— START Stored rows —

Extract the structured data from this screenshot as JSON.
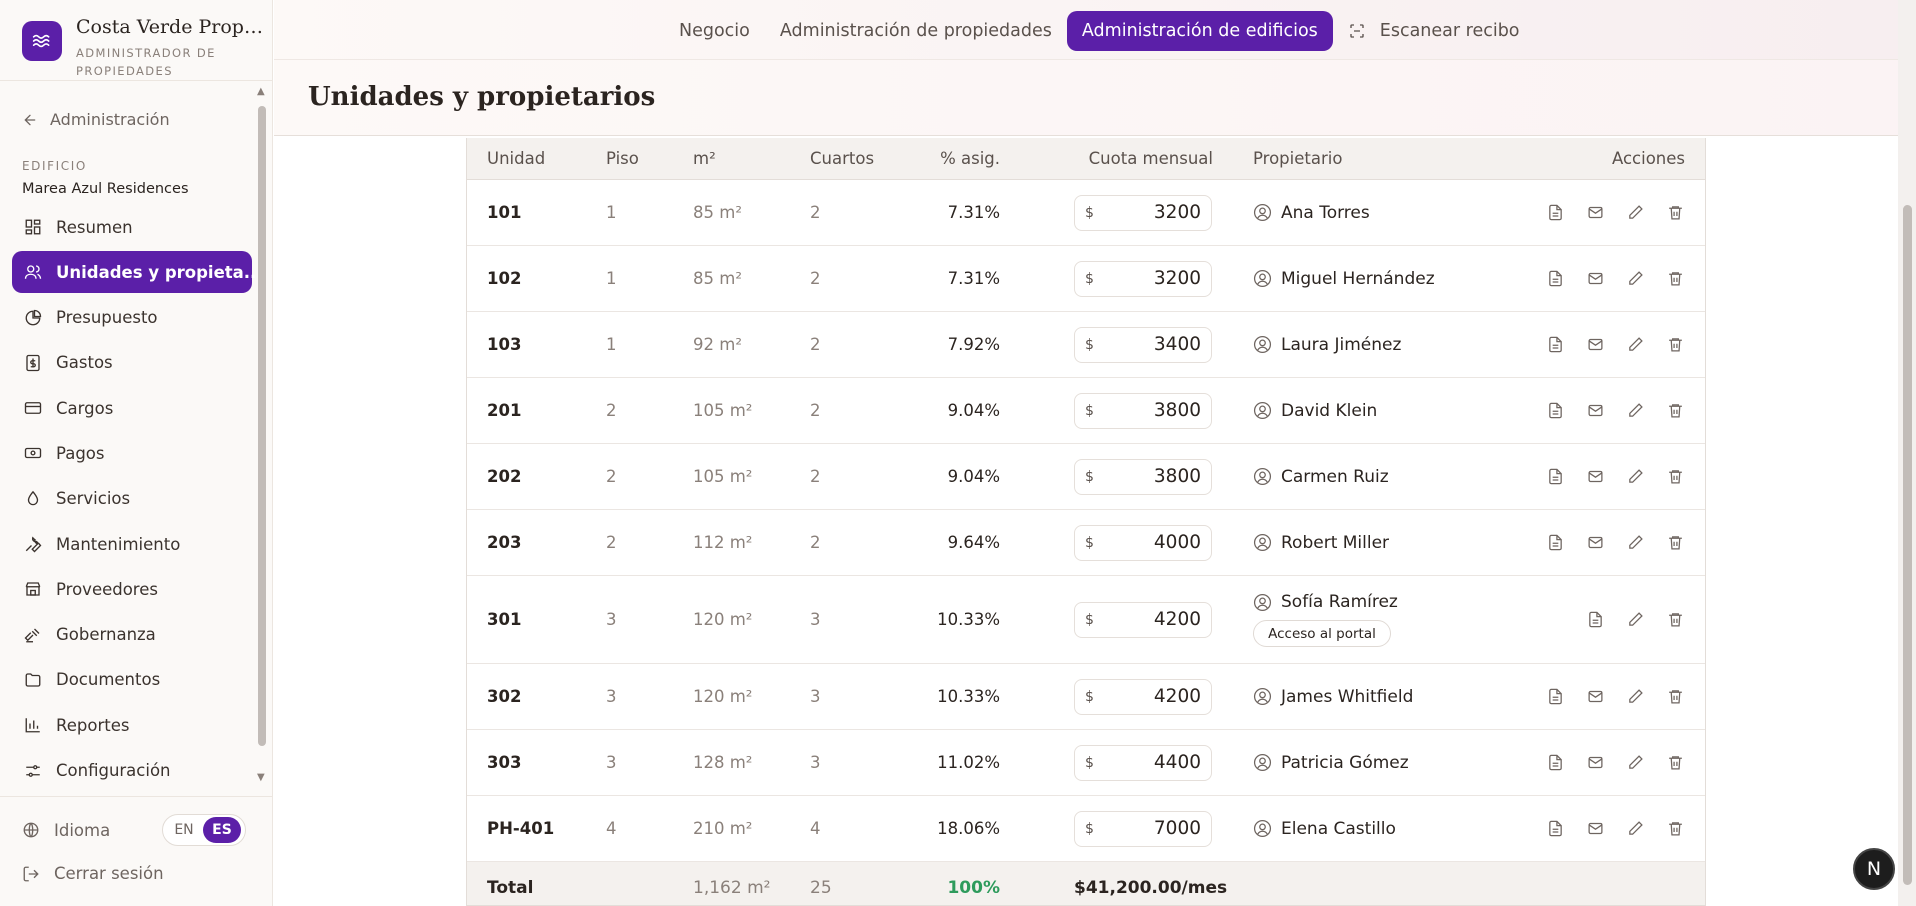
{
  "brand": {
    "name": "Costa Verde Proper...",
    "subtitle": "ADMINISTRADOR DE PROPIEDADES"
  },
  "sidebar": {
    "back_label": "Administración",
    "edificio_label": "EDIFICIO",
    "edificio_name": "Marea Azul Residences",
    "items": [
      {
        "label": "Resumen",
        "icon": "grid-icon"
      },
      {
        "label": "Unidades y propieta...",
        "icon": "users-icon",
        "active": true
      },
      {
        "label": "Presupuesto",
        "icon": "pie-chart-icon"
      },
      {
        "label": "Gastos",
        "icon": "receipt-icon"
      },
      {
        "label": "Cargos",
        "icon": "credit-card-icon"
      },
      {
        "label": "Pagos",
        "icon": "banknote-icon"
      },
      {
        "label": "Servicios",
        "icon": "droplet-icon"
      },
      {
        "label": "Mantenimiento",
        "icon": "wrench-icon"
      },
      {
        "label": "Proveedores",
        "icon": "store-icon"
      },
      {
        "label": "Gobernanza",
        "icon": "gavel-icon"
      },
      {
        "label": "Documentos",
        "icon": "folder-icon"
      },
      {
        "label": "Reportes",
        "icon": "bar-chart-icon"
      },
      {
        "label": "Configuración",
        "icon": "sliders-icon"
      }
    ],
    "language_label": "Idioma",
    "lang_en": "EN",
    "lang_es": "ES",
    "logout_label": "Cerrar sesión"
  },
  "topnav": {
    "tabs": [
      "Negocio",
      "Administración de propiedades",
      "Administración de edificios",
      "Escanear recibo"
    ]
  },
  "header": {
    "title": "Unidades y propietarios"
  },
  "table": {
    "columns": [
      "Unidad",
      "Piso",
      "m²",
      "Cuartos",
      "% asig.",
      "Cuota mensual",
      "Propietario",
      "Acciones"
    ],
    "currency": "$",
    "rows": [
      {
        "unit": "101",
        "piso": "1",
        "m2": "85 m²",
        "cuartos": "2",
        "pct": "7.31%",
        "cuota": "3200",
        "owner": "Ana Torres"
      },
      {
        "unit": "102",
        "piso": "1",
        "m2": "85 m²",
        "cuartos": "2",
        "pct": "7.31%",
        "cuota": "3200",
        "owner": "Miguel Hernández"
      },
      {
        "unit": "103",
        "piso": "1",
        "m2": "92 m²",
        "cuartos": "2",
        "pct": "7.92%",
        "cuota": "3400",
        "owner": "Laura Jiménez"
      },
      {
        "unit": "201",
        "piso": "2",
        "m2": "105 m²",
        "cuartos": "2",
        "pct": "9.04%",
        "cuota": "3800",
        "owner": "David Klein"
      },
      {
        "unit": "202",
        "piso": "2",
        "m2": "105 m²",
        "cuartos": "2",
        "pct": "9.04%",
        "cuota": "3800",
        "owner": "Carmen Ruiz"
      },
      {
        "unit": "203",
        "piso": "2",
        "m2": "112 m²",
        "cuartos": "2",
        "pct": "9.64%",
        "cuota": "4000",
        "owner": "Robert Miller"
      },
      {
        "unit": "301",
        "piso": "3",
        "m2": "120 m²",
        "cuartos": "3",
        "pct": "10.33%",
        "cuota": "4200",
        "owner": "Sofía Ramírez",
        "portal": "Acceso al portal"
      },
      {
        "unit": "302",
        "piso": "3",
        "m2": "120 m²",
        "cuartos": "3",
        "pct": "10.33%",
        "cuota": "4200",
        "owner": "James Whitfield"
      },
      {
        "unit": "303",
        "piso": "3",
        "m2": "128 m²",
        "cuartos": "3",
        "pct": "11.02%",
        "cuota": "4400",
        "owner": "Patricia Gómez"
      },
      {
        "unit": "PH-401",
        "piso": "4",
        "m2": "210 m²",
        "cuartos": "4",
        "pct": "18.06%",
        "cuota": "7000",
        "owner": "Elena Castillo"
      }
    ],
    "total": {
      "label": "Total",
      "m2": "1,162 m²",
      "cuartos": "25",
      "pct": "100%",
      "cuota": "$41,200.00/mes"
    }
  },
  "fab_label": "N",
  "colors": {
    "accent": "#5b1fa8",
    "positive": "#2e9b5c"
  }
}
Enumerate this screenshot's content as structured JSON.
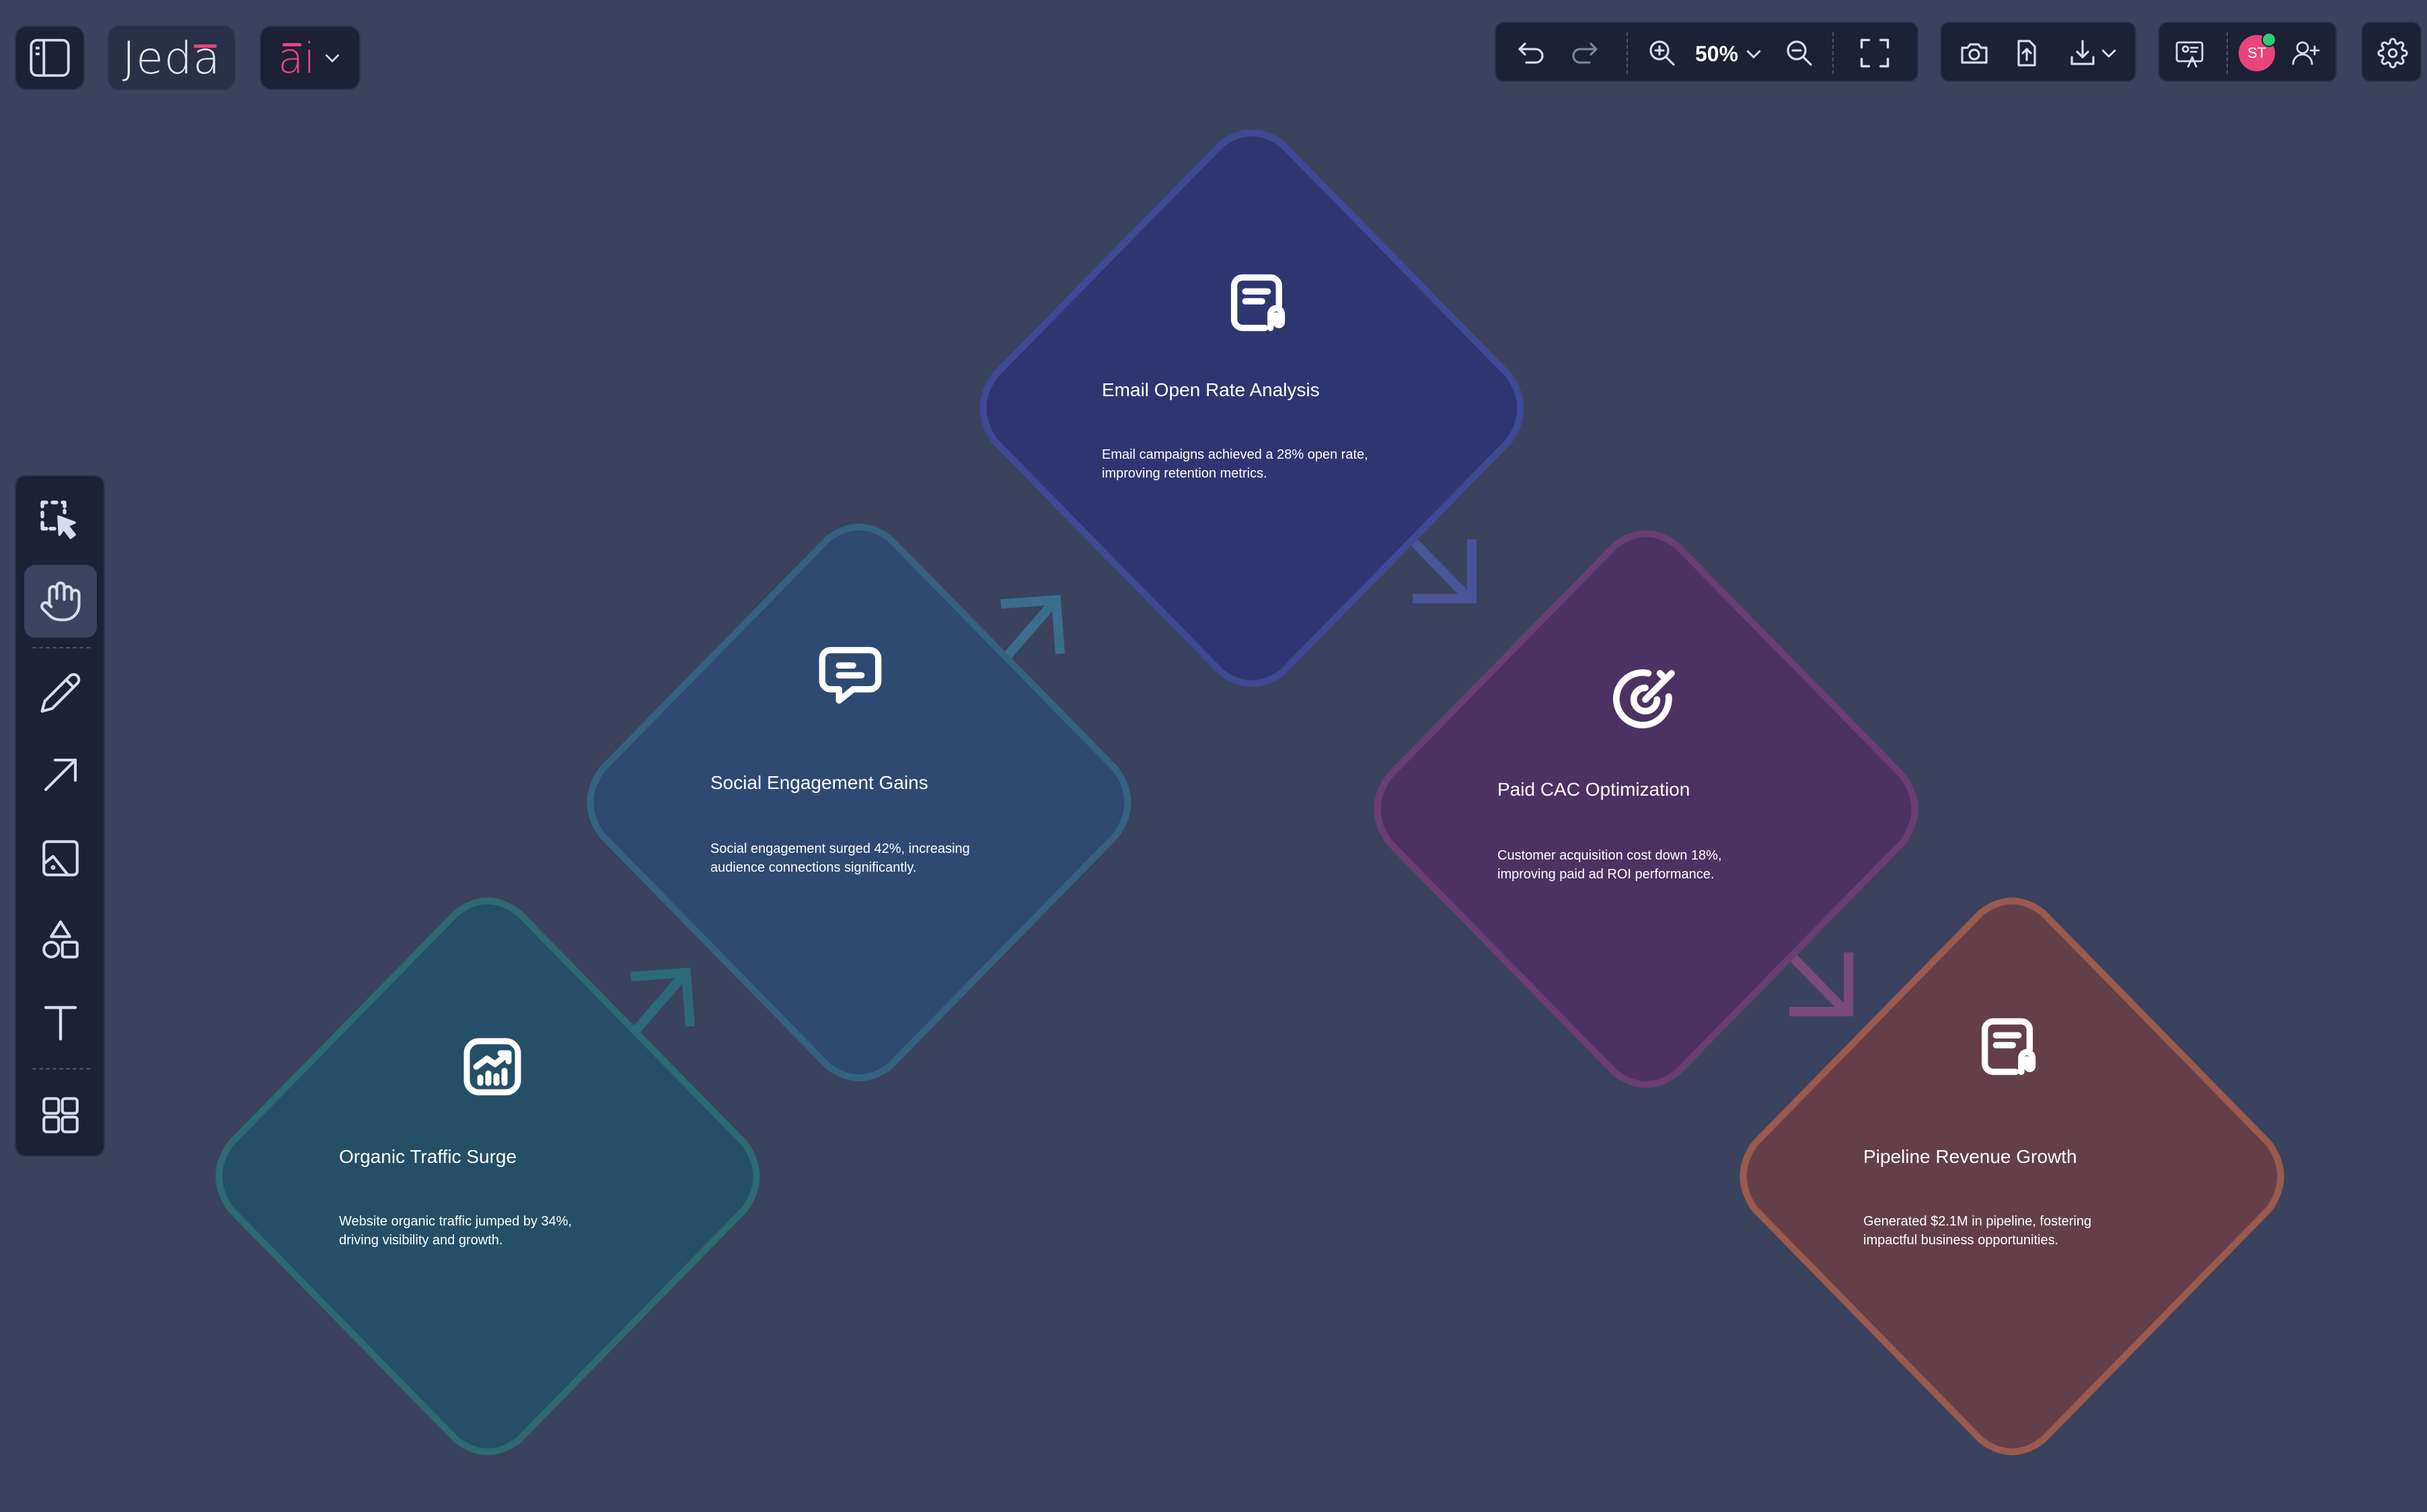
{
  "header": {
    "logo_text": "Jeda",
    "ai_label": "ai",
    "zoom_value": "50%",
    "avatar_initials": "ST"
  },
  "colors": {
    "canvas_bg": "#3a425e",
    "panel_bg": "#1c2135",
    "accent_pink": "#e8457c",
    "online_green": "#2ecc71"
  },
  "toolbar_icons": [
    "undo-icon",
    "redo-icon",
    "zoom-in-icon",
    "zoom-out-icon",
    "fit-screen-icon",
    "camera-icon",
    "share-icon",
    "download-icon",
    "present-icon",
    "add-user-icon",
    "gear-icon"
  ],
  "left_tools": [
    "select-tool",
    "hand-tool",
    "pen-tool",
    "arrow-tool",
    "image-tool",
    "shapes-tool",
    "text-tool",
    "templates-tool"
  ],
  "nodes": [
    {
      "title": "Organic Traffic Surge",
      "desc": [
        "Website organic traffic jumped by 34%,",
        "driving visibility and growth."
      ],
      "icon": "chart-icon",
      "color": "#244f66"
    },
    {
      "title": "Social Engagement Gains",
      "desc": [
        "Social engagement surged 42%, increasing",
        "audience connections significantly."
      ],
      "icon": "chat-icon",
      "color": "#2e4a72"
    },
    {
      "title": "Email Open Rate Analysis",
      "desc": [
        "Email campaigns achieved a 28% open rate,",
        "improving retention metrics."
      ],
      "icon": "document-icon",
      "color": "#2e3672"
    },
    {
      "title": "Paid CAC Optimization",
      "desc": [
        "Customer acquisition cost down 18%,",
        "improving paid ad ROI performance."
      ],
      "icon": "target-icon",
      "color": "#4b3262"
    },
    {
      "title": "Pipeline Revenue Growth",
      "desc": [
        "Generated $2.1M in pipeline, fostering",
        "impactful business opportunities."
      ],
      "icon": "document-icon",
      "color": "#643f4a"
    }
  ]
}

— END Stored rows —

Goal of the exercise:
Quote every entry exactly, with the pictures omitted.

Complete response:
Extract the structured data from this screenshot as JSON.
{
  "brand": {
    "name": "Costa Verde Proper...",
    "subtitle": "ADMINISTRADOR DE PROPIEDADES"
  },
  "sidebar": {
    "back_label": "Administración",
    "edificio_label": "EDIFICIO",
    "edificio_name": "Marea Azul Residences",
    "items": [
      {
        "label": "Resumen",
        "icon": "grid-icon"
      },
      {
        "label": "Unidades y propieta...",
        "icon": "users-icon",
        "active": true
      },
      {
        "label": "Presupuesto",
        "icon": "pie-chart-icon"
      },
      {
        "label": "Gastos",
        "icon": "receipt-icon"
      },
      {
        "label": "Cargos",
        "icon": "credit-card-icon"
      },
      {
        "label": "Pagos",
        "icon": "banknote-icon"
      },
      {
        "label": "Servicios",
        "icon": "droplet-icon"
      },
      {
        "label": "Mantenimiento",
        "icon": "wrench-icon"
      },
      {
        "label": "Proveedores",
        "icon": "store-icon"
      },
      {
        "label": "Gobernanza",
        "icon": "gavel-icon"
      },
      {
        "label": "Documentos",
        "icon": "folder-icon"
      },
      {
        "label": "Reportes",
        "icon": "bar-chart-icon"
      },
      {
        "label": "Configuración",
        "icon": "sliders-icon"
      }
    ],
    "language_label": "Idioma",
    "lang_en": "EN",
    "lang_es": "ES",
    "logout_label": "Cerrar sesión"
  },
  "topnav": {
    "tabs": [
      "Negocio",
      "Administración de propiedades",
      "Administración de edificios",
      "Escanear recibo"
    ]
  },
  "header": {
    "title": "Unidades y propietarios"
  },
  "table": {
    "columns": [
      "Unidad",
      "Piso",
      "m²",
      "Cuartos",
      "% asig.",
      "Cuota mensual",
      "Propietario",
      "Acciones"
    ],
    "currency": "$",
    "rows": [
      {
        "unit": "101",
        "piso": "1",
        "m2": "85 m²",
        "cuartos": "2",
        "pct": "7.31%",
        "cuota": "3200",
        "owner": "Ana Torres"
      },
      {
        "unit": "102",
        "piso": "1",
        "m2": "85 m²",
        "cuartos": "2",
        "pct": "7.31%",
        "cuota": "3200",
        "owner": "Miguel Hernández"
      },
      {
        "unit": "103",
        "piso": "1",
        "m2": "92 m²",
        "cuartos": "2",
        "pct": "7.92%",
        "cuota": "3400",
        "owner": "Laura Jiménez"
      },
      {
        "unit": "201",
        "piso": "2",
        "m2": "105 m²",
        "cuartos": "2",
        "pct": "9.04%",
        "cuota": "3800",
        "owner": "David Klein"
      },
      {
        "unit": "202",
        "piso": "2",
        "m2": "105 m²",
        "cuartos": "2",
        "pct": "9.04%",
        "cuota": "3800",
        "owner": "Carmen Ruiz"
      },
      {
        "unit": "203",
        "piso": "2",
        "m2": "112 m²",
        "cuartos": "2",
        "pct": "9.64%",
        "cuota": "4000",
        "owner": "Robert Miller"
      },
      {
        "unit": "301",
        "piso": "3",
        "m2": "120 m²",
        "cuartos": "3",
        "pct": "10.33%",
        "cuota": "4200",
        "owner": "Sofía Ramírez",
        "portal": "Acceso al portal"
      },
      {
        "unit": "302",
        "piso": "3",
        "m2": "120 m²",
        "cuartos": "3",
        "pct": "10.33%",
        "cuota": "4200",
        "owner": "James Whitfield"
      },
      {
        "unit": "303",
        "piso": "3",
        "m2": "128 m²",
        "cuartos": "3",
        "pct": "11.02%",
        "cuota": "4400",
        "owner": "Patricia Gómez"
      },
      {
        "unit": "PH-401",
        "piso": "4",
        "m2": "210 m²",
        "cuartos": "4",
        "pct": "18.06%",
        "cuota": "7000",
        "owner": "Elena Castillo"
      }
    ],
    "total": {
      "label": "Total",
      "m2": "1,162 m²",
      "cuartos": "25",
      "pct": "100%",
      "cuota": "$41,200.00/mes"
    }
  },
  "fab_label": "N",
  "colors": {
    "accent": "#5b1fa8",
    "positive": "#2e9b5c"
  }
}
Enumerate this screenshot's content as structured JSON.
{
  "header": {
    "logo_text": "Jeda",
    "ai_label": "ai",
    "zoom_value": "50%",
    "avatar_initials": "ST"
  },
  "colors": {
    "canvas_bg": "#3a425e",
    "panel_bg": "#1c2135",
    "accent_pink": "#e8457c",
    "online_green": "#2ecc71"
  },
  "toolbar_icons": [
    "undo-icon",
    "redo-icon",
    "zoom-in-icon",
    "zoom-out-icon",
    "fit-screen-icon",
    "camera-icon",
    "share-icon",
    "download-icon",
    "present-icon",
    "add-user-icon",
    "gear-icon"
  ],
  "left_tools": [
    "select-tool",
    "hand-tool",
    "pen-tool",
    "arrow-tool",
    "image-tool",
    "shapes-tool",
    "text-tool",
    "templates-tool"
  ],
  "nodes": [
    {
      "title": "Organic Traffic Surge",
      "desc": [
        "Website organic traffic jumped by 34%,",
        "driving visibility and growth."
      ],
      "icon": "chart-icon",
      "color": "#244f66"
    },
    {
      "title": "Social Engagement Gains",
      "desc": [
        "Social engagement surged 42%, increasing",
        "audience connections significantly."
      ],
      "icon": "chat-icon",
      "color": "#2e4a72"
    },
    {
      "title": "Email Open Rate Analysis",
      "desc": [
        "Email campaigns achieved a 28% open rate,",
        "improving retention metrics."
      ],
      "icon": "document-icon",
      "color": "#2e3672"
    },
    {
      "title": "Paid CAC Optimization",
      "desc": [
        "Customer acquisition cost down 18%,",
        "improving paid ad ROI performance."
      ],
      "icon": "target-icon",
      "color": "#4b3262"
    },
    {
      "title": "Pipeline Revenue Growth",
      "desc": [
        "Generated $2.1M in pipeline, fostering",
        "impactful business opportunities."
      ],
      "icon": "document-icon",
      "color": "#643f4a"
    }
  ]
}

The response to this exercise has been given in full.